(What is being asked) Only lines holding the word "JSON" should be copied from the material.

(Supplied material)
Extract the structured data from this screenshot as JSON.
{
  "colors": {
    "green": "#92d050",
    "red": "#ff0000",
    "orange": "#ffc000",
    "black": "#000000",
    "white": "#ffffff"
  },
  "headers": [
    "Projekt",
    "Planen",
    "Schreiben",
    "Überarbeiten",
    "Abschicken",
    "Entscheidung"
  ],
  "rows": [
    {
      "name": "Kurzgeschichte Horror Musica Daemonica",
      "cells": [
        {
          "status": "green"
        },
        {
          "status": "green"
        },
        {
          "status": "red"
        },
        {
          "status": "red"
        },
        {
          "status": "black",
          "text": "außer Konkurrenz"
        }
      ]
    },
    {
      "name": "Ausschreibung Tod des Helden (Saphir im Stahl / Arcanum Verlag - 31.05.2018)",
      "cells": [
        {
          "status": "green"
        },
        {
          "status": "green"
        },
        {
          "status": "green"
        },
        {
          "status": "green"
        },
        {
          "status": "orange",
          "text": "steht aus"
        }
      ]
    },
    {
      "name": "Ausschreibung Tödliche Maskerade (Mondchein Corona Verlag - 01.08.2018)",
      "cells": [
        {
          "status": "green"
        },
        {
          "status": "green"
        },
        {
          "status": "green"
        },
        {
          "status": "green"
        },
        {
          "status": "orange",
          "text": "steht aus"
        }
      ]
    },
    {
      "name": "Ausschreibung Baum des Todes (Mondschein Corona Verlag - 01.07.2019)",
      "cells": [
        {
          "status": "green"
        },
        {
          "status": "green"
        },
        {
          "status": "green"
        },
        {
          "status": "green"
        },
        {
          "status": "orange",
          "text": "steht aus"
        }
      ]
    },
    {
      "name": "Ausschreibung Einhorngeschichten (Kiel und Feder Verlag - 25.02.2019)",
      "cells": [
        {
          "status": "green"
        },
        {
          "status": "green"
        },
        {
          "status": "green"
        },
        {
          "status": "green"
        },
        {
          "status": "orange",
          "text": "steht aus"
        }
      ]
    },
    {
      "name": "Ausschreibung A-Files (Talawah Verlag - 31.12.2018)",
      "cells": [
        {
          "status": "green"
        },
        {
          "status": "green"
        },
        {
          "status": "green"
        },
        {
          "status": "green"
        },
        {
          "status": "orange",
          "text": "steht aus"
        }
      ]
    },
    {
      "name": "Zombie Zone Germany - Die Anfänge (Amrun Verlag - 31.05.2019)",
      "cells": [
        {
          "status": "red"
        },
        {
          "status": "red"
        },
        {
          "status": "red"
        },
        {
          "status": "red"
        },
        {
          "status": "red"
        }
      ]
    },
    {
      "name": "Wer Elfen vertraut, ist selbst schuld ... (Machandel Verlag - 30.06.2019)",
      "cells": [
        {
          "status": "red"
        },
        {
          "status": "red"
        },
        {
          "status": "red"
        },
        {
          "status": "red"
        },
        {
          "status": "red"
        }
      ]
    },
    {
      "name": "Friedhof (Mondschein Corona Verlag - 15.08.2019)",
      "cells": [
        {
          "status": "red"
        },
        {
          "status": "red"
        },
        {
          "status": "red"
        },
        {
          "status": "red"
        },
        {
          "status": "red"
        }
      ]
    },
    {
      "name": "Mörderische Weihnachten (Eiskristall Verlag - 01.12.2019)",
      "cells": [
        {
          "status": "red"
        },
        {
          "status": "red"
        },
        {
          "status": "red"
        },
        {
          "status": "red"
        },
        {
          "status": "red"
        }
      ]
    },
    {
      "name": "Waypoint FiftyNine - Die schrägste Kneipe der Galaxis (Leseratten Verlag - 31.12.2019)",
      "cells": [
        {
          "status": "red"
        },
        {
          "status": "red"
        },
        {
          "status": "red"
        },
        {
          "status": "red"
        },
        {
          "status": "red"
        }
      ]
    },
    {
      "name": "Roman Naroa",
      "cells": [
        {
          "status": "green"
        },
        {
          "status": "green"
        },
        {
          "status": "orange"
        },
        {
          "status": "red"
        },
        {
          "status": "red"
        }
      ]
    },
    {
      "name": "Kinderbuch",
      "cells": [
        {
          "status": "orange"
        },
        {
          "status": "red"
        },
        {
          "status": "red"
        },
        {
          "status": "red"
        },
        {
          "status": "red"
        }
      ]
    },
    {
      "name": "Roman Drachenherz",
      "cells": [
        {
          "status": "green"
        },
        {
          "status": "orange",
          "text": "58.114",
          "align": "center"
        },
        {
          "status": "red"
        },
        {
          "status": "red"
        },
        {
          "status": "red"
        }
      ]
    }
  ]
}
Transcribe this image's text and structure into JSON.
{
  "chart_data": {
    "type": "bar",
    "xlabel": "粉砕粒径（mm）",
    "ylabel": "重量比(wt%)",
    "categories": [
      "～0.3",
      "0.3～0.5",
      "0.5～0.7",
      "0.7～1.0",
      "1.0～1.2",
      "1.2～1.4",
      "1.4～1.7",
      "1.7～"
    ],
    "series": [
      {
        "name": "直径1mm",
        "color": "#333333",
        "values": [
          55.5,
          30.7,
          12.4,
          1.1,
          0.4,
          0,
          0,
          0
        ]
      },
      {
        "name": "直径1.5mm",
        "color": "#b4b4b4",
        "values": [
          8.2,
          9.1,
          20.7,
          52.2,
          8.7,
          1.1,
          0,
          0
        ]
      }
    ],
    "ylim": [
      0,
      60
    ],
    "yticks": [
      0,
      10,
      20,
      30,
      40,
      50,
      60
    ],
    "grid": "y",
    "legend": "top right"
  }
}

(Output for this task)
Extract the structured data from this screenshot as JSON.
Transcribe this image's text and structure into JSON.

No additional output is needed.